— start —
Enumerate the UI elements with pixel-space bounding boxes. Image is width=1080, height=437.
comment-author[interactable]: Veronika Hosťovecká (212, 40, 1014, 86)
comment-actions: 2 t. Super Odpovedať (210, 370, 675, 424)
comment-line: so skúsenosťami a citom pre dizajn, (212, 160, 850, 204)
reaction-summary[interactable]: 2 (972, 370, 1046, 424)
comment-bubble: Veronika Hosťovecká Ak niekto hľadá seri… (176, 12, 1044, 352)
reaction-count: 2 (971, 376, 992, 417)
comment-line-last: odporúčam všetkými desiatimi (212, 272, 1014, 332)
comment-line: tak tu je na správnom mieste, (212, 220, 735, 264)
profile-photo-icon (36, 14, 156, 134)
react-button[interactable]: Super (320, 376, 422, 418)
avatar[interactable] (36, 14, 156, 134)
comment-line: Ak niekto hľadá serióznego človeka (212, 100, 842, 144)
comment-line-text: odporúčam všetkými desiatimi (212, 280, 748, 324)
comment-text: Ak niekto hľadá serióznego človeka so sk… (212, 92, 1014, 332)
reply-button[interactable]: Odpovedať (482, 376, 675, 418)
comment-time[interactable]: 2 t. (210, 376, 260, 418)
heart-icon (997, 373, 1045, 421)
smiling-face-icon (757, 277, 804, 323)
— end —
— start —
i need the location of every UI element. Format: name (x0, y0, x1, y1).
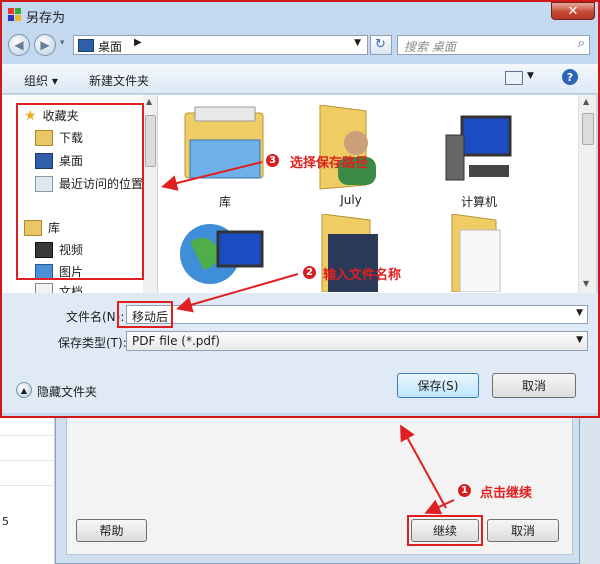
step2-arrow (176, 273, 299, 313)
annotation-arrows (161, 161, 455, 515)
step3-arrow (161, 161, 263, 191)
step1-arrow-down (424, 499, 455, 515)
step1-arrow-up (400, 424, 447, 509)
— end —
— start —
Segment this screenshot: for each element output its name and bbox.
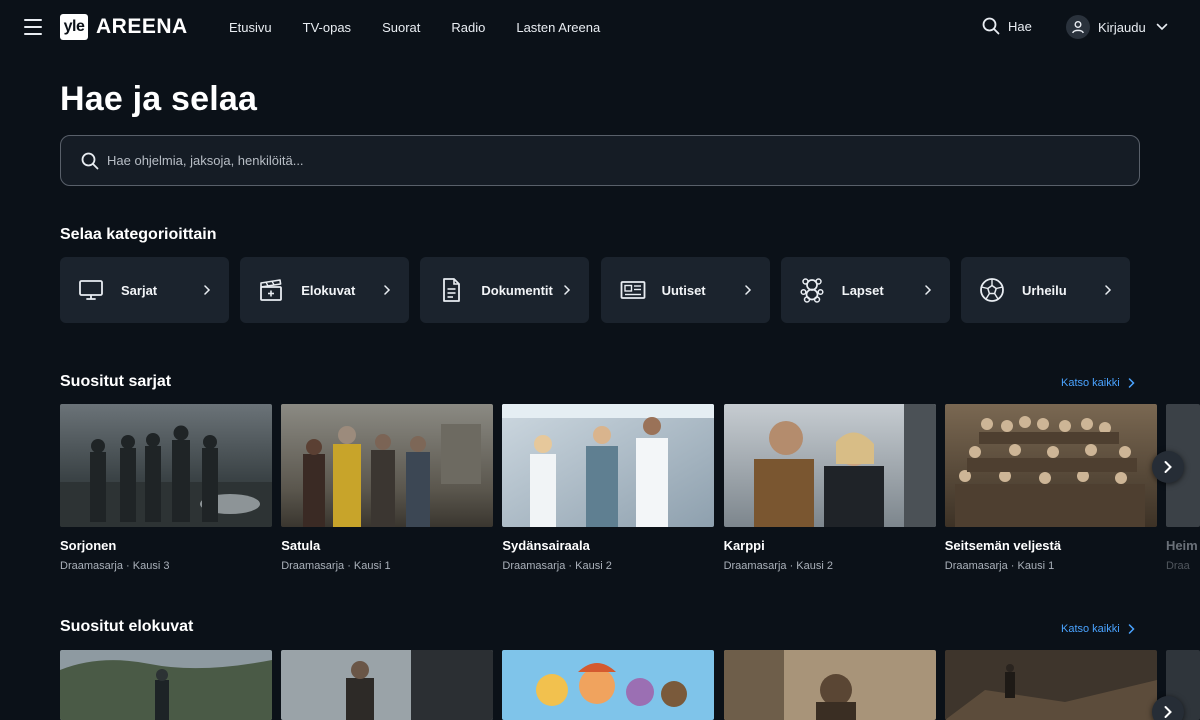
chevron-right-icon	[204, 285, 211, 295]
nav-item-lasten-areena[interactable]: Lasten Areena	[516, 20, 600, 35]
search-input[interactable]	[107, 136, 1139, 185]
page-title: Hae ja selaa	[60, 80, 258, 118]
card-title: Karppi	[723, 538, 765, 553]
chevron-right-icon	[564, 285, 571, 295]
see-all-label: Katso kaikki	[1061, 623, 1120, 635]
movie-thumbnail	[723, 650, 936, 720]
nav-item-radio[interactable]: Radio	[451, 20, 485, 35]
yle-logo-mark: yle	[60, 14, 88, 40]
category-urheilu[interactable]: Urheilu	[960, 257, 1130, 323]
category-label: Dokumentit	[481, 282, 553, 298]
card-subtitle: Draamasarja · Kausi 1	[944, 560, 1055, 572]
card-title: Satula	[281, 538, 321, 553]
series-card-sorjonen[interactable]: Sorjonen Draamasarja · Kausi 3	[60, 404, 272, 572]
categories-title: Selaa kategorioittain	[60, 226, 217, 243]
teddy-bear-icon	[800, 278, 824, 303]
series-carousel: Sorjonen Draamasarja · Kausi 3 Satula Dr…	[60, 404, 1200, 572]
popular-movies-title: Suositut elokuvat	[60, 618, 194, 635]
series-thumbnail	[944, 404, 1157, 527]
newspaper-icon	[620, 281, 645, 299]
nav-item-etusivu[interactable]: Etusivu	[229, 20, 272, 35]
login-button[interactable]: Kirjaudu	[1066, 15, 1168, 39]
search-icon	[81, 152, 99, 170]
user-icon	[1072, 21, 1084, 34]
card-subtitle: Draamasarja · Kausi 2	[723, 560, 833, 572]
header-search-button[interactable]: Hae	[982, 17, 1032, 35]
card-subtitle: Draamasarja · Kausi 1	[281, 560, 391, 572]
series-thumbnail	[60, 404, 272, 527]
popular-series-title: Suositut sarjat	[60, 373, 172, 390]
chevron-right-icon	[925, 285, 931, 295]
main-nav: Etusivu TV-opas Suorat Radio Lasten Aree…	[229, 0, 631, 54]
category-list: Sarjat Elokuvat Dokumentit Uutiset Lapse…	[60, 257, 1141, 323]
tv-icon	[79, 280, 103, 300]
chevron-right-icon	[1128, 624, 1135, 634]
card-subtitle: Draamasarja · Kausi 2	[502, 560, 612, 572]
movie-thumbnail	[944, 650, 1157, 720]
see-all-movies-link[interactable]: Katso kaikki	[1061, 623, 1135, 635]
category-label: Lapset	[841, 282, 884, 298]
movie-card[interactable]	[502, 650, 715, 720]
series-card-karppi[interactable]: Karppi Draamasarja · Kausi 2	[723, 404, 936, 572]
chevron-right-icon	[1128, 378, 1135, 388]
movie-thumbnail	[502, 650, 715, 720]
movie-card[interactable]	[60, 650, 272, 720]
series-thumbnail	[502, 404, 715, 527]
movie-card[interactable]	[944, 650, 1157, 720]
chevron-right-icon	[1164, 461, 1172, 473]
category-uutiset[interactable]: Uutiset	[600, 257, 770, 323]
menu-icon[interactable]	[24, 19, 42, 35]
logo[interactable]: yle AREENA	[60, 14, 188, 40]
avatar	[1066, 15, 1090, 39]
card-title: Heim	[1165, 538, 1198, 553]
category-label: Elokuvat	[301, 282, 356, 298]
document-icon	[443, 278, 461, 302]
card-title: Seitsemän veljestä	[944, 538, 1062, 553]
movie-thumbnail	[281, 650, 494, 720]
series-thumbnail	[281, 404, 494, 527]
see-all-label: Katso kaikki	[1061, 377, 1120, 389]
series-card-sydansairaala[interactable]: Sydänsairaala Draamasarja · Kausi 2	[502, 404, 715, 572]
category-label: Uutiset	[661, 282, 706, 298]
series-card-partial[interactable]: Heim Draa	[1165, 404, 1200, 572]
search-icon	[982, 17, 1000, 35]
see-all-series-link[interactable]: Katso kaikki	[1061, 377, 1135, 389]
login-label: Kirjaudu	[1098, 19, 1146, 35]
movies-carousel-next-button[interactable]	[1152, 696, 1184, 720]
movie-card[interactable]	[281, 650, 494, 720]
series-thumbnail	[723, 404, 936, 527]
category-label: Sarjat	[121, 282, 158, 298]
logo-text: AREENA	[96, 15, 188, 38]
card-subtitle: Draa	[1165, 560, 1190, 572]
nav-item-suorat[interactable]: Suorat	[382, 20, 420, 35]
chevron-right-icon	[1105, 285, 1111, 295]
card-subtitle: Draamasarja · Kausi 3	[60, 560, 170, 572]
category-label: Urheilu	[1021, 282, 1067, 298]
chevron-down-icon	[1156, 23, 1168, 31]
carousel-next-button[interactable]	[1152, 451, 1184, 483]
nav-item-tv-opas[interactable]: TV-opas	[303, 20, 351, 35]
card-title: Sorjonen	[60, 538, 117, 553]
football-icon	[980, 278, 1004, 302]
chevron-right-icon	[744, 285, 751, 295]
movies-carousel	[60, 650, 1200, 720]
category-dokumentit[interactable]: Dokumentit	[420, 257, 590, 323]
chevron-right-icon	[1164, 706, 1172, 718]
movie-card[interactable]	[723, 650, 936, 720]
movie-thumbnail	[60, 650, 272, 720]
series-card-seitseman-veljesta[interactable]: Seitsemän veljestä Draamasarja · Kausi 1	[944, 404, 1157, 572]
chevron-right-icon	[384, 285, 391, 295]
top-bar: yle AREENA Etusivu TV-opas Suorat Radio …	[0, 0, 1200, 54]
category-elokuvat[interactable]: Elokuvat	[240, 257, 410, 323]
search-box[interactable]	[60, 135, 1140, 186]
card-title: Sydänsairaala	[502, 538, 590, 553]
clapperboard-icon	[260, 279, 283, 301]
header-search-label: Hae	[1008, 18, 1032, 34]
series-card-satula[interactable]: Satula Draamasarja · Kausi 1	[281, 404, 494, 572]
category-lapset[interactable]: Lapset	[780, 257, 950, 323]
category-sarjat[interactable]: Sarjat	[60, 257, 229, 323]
— end —
WHAT TO WORK ON >>
Copy out the rows exactly, beginning at the line that contains "i need the location" and stopping after the line that contains "step1-arrow-up (400, 424, 447, 509)". Leave the pictures out of your answer.

EXERCISE OUTPUT >>
i need the location of every UI element. Format: name (x0, y0, x1, y1).
step2-arrow (176, 273, 299, 313)
annotation-arrows (161, 161, 455, 515)
step3-arrow (161, 161, 263, 191)
step1-arrow-down (424, 499, 455, 515)
step1-arrow-up (400, 424, 447, 509)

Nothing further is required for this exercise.